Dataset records
+-------+

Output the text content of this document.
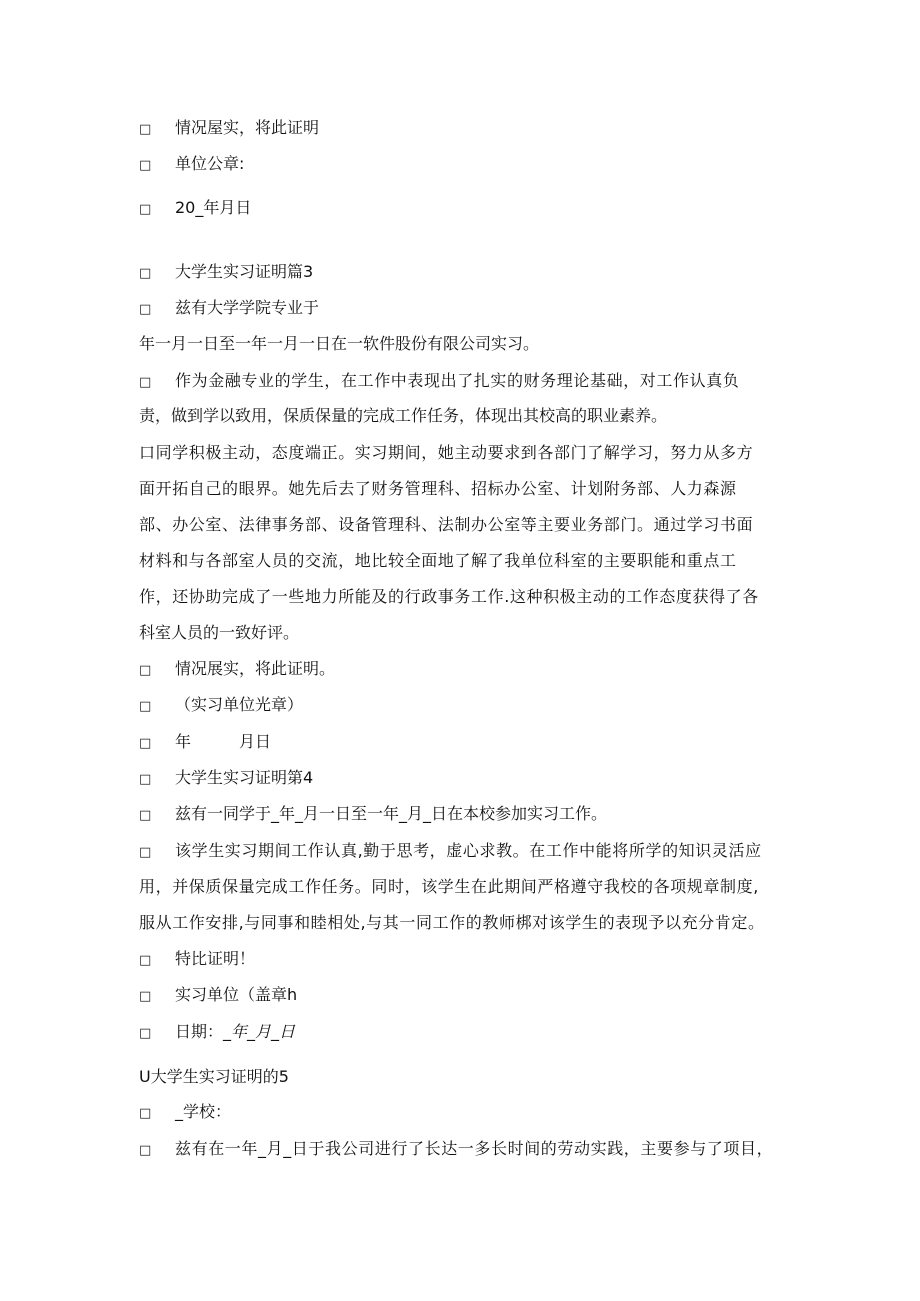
□ 情况屋实，将此证明
□ 单位公章:
□ 20_年月日
□ 大学生实习证明篇3
□ 兹有大学学院专业于
年一月一日至一年一月一日在一软件股份有限公司实习。
□ 作为金融专业的学生，在工作中表现出了扎实的财务理论基础，对工作认真负
责，做到学以致用，保质保量的完成工作任务，体现出其校高的职业素养。
口同学积极主动，态度端正。实习期间，她主动要求到各部门了解学习，努力从多方
面开拓自己的眼界。她先后去了财务管理科、招标办公室、计划附务部、人力森源
部、办公室、法律事务部、设备管理科、法制办公室等主要业务部门。通过学习书面
材料和与各部室人员的交流，地比较全面地了解了我单位科室的主要职能和重点工
作，还协助完成了一些地力所能及的行政事务工作.这种积极主动的工作态度获得了各
科室人员的一致好评。
□ 情况展实，将此证明。
□ （实习单位光章）
□ 年	月日
□ 大学生实习证明第4
□ 兹有一同学于_年_月一日至一年_月_日在本校参加实习工作。
□ 该学生实习期间工作认真,勤于思考，虚心求教。在工作中能将所学的知识灵活应
用，并保质保量完成工作任务。同时，该学生在此期间严格遵守我校的各项规章制度,
服从工作安排,与同事和睦相处,与其一同工作的教师梆对该学生的表现予以充分肯定。
□ 特比证明！
□ 实习单位（盖章h
□ 日期：_年_月_日
U大学生实习证明的5
□ _学校：
□ 兹有在一年_月_日于我公司进行了长达一多长时间的劳动实践，主要参与了项目，
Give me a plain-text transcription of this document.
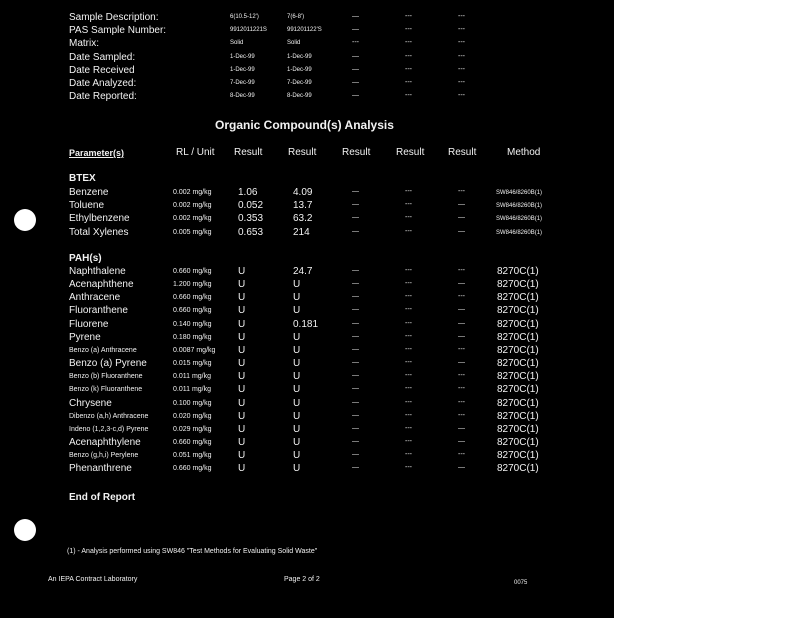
Sample Description:	6(10.5-12')	7(6-8')	—	---	---
PAS Sample Number:	9912011221S	991201122'S	—	---	---
Matrix:	Solid	Solid	---	---	---
Date Sampled:	1-Dec-99	1-Dec-99	—	---	---
Date Received	1-Dec-99	1-Dec-99	—	---	---
Date Analyzed:	7-Dec-99	7-Dec-99	—	---	---
Date Reported:	8-Dec-99	8-Dec-99	—	---	---
Organic Compound(s) Analysis
Parameter(s)	RL / Unit Result	Result	Result	Result Result	Method
BTEX
Benzene	0.002 mg/kg	1.06	4.09	—	---	---	SW846/8260B(1)
Toluene	0.002 mg/kg	0.052	13.7	—	---	—	SW846/8260B(1)
Ethylbenzene	0.002 mg/kg	0.353	63.2	—	---	—	SW846/8260B(1)
Total Xylenes	0.005 mg/kg	0.653	214	—	---	—	SW846/8260B(1)
PAH(s)
Naphthalene	0.660 mg/kg	U	24.7	—	---	---	8270C(1)
Acenaphthene	1.200 mg/kg	U	U	—	---	—	8270C(1)
Anthracene	0.660 mg/kg	U	U	—	---	---	8270C(1)
Fluoranthene	0.660 mg/kg	U	U	—	---	—	8270C(1)
Fluorene	0.140 mg/kg	U	0.181	—	---	—	8270C(1)
Pyrene	0.180 mg/kg	U	U	—	---	—	8270C(1)
Benzo (a) Anthracene	0.0087 mg/kg U	U	—	---	---	8270C(1)
Benzo (a) Pyrene	0.015 mg/kg	U	U	—	---	—	8270C(1)
Benzo (b) Fluoranthene	0.011 mg/kg	U	U	—	---	---	8270C(1)
Benzo (k) Fluoranthene	0.011 mg/kg	U	U	—	---	---	8270C(1)
Chrysene	0.100 mg/kg	U	U	—	---	---	8270C(1)
Dibenzo (a,h) Anthracene	0.020 mg/kg	U	U	—	---	---	8270C(1)
Indeno (1,2,3-c,d) Pyrene	0.029 mg/kg	U	U	—	---	—	8270C(1)
Acenaphthylene	0.660 mg/kg	U	U	—	---	—	8270C(1)
Benzo (g,h,i) Perylene	0.051 mg/kg	U	U	—	---	---	8270C(1)
Phenanthrene	0.660 mg/kg	U	U	—	---	—	8270C(1)
End of Report
(1) - Analysis performed using SW846 "Test Methods for Evaluating Solid Waste"
An IEPA Contract Laboratory	Page 2 of 2	0075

+-------+

_PROMPT_: Pick out each line that holds the string "Date".

_ANSWER FOR THIS EXERCISE_:
Date Sampled:	1-Dec-99	1-Dec-99	—	---	---
Date Received	1-Dec-99	1-Dec-99	—	---	---
Date Analyzed:	7-Dec-99	7-Dec-99	—	---	---
Date Reported:	8-Dec-99	8-Dec-99	—	---	---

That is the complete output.